---- Selected excerpt
MSX-4

Clinical data
- Drug class: Adenosine A_{2A} receptor antagonist

Identifiers
- IUPAC name L-valine-3-{8-[(E)-2-[3-methoxyphenyl)ethenyl]-7-methyl-1-propargylxanthine-3-yl}propyl ester;
- CAS Number: 1072907-79-9;

Chemical and physical data
- Formula: C_{26}H_{30}N_{5}O_{5}
- Molar mass: 492.556 g·mol^{−1}
- 3D model (JSmol): Interactive image;
- SMILES COC1=CC=CC(/C=C/C2N(C)C3=C(N(CCCOC(=O)[C@](C(C)C)N([H])[H])C(=O)N(CC#C)C3=O)N=2)=C1;
- InChI InChI=1S/C26H30N5O5/c1-6-13-31-24(32)22-23(30(26(31)34)14-8-15-36-25(33)21(27)17(2)3)28-20(29(22)4)12-11-18-9-7-10-19(16-18)35-5/h1,7,9-12,16-17H,8,13-15,27H2,2-5H3/b12-11+; Key:APBGNHUAEAMEBF-VAWYXSNFSA-N;

= MSX-4 =

Selective adenosine A2A receptor antagonist

MSX-4 is a selective adenosine A_{2A} receptor antagonist used in scientific research. It is a water-soluble amino acid ester prodrug of MSX-2, the active metabolite of the drug. MSX-4 reverses the motivational deficits induced by the dopamine D_{2} receptor antagonist eticlopride in animals and hence has the capacity to produce pro-motivational effects. MSX-4 was first described in the scientific literature by 2008.
--------
---- Recorded information
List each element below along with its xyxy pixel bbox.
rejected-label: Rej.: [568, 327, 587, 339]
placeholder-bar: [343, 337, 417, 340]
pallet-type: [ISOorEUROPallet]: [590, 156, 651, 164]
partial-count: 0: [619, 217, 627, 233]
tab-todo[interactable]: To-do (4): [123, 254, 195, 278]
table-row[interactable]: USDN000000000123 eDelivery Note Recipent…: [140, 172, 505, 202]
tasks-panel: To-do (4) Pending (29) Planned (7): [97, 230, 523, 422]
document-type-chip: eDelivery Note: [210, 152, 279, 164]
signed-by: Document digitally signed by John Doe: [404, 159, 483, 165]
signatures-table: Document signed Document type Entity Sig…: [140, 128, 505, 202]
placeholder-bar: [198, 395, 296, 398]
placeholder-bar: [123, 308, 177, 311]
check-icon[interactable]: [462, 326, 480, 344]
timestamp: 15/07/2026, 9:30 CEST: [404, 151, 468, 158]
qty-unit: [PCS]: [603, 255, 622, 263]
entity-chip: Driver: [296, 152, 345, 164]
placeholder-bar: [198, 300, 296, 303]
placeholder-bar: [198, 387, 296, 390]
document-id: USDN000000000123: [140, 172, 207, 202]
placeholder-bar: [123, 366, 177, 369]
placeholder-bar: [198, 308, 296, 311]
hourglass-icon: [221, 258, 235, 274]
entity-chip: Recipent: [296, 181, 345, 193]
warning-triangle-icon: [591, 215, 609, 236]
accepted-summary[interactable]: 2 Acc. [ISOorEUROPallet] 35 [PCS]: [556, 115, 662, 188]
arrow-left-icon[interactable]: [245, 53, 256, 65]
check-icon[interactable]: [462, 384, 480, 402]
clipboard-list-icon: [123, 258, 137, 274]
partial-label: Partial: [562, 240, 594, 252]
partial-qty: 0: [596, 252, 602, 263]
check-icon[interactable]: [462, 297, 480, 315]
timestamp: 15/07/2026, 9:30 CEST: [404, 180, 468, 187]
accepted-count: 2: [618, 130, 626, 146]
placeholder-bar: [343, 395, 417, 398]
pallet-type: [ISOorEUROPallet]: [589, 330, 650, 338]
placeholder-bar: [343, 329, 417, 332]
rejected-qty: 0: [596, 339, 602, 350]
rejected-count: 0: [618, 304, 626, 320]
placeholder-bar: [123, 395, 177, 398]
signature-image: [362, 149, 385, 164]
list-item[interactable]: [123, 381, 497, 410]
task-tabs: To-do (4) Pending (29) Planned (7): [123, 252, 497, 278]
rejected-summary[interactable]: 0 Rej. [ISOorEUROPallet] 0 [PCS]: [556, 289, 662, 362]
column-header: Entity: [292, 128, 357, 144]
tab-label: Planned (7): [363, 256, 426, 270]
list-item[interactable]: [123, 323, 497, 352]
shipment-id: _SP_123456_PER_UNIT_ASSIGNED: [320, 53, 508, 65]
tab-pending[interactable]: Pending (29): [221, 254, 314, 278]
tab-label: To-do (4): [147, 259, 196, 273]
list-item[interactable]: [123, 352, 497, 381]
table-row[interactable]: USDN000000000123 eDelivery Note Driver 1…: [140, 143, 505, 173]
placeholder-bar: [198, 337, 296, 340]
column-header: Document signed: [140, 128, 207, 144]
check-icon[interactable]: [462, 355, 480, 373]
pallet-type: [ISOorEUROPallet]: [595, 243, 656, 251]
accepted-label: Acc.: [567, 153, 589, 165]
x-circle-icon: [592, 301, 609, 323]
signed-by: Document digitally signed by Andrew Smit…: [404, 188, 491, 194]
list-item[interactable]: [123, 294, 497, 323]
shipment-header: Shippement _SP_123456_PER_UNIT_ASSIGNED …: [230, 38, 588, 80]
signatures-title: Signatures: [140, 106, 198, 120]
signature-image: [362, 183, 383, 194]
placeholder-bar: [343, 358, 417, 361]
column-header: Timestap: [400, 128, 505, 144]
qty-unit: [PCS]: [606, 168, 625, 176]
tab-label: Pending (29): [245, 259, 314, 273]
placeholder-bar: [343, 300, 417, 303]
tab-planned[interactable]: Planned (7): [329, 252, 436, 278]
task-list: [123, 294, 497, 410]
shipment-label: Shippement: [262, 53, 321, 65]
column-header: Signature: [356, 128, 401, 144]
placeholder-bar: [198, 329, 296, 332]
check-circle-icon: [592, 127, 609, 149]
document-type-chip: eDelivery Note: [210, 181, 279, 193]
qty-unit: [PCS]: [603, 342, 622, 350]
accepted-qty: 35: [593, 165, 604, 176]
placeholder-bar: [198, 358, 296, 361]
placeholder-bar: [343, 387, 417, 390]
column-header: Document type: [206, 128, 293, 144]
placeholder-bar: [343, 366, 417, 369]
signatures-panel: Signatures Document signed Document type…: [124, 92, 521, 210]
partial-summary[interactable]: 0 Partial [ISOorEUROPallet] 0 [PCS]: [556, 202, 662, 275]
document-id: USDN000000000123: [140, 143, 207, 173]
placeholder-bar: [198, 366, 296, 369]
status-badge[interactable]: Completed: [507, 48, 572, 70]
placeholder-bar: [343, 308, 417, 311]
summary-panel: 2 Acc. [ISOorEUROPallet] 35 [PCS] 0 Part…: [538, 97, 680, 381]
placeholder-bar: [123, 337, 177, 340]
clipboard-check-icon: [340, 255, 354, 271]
--------
**Apply what you read**.
- a) Duplicate the MSX-4 text word for word from "Selective adenosine A2A" to "literature by 2008.".
- b) Answer these questions using the MSX-4 text:
(i) What CAS Number does it give for MSX-4?
(ii) What molar mass is listed for MSX-4?
(iii) MSX-4 is a prodrug of which compound?

**Answers by task**.
- a)
Selective adenosine A2A receptor antagonist

MSX-4 is a selective adenosine A_{2A} receptor antagonist used in scientific research. It is a water-soluble amino acid ester prodrug of MSX-2, the active metabolite of the drug. MSX-4 reverses the motivational deficits induced by the dopamine D_{2} receptor antagonist eticlopride in animals and hence has the capacity to produce pro-motivational effects. MSX-4 was first described in the scientific literature by 2008.

- b)
(i) 1072907-79-9
(ii) 492.556 g·mol⁻¹
(iii) MSX-2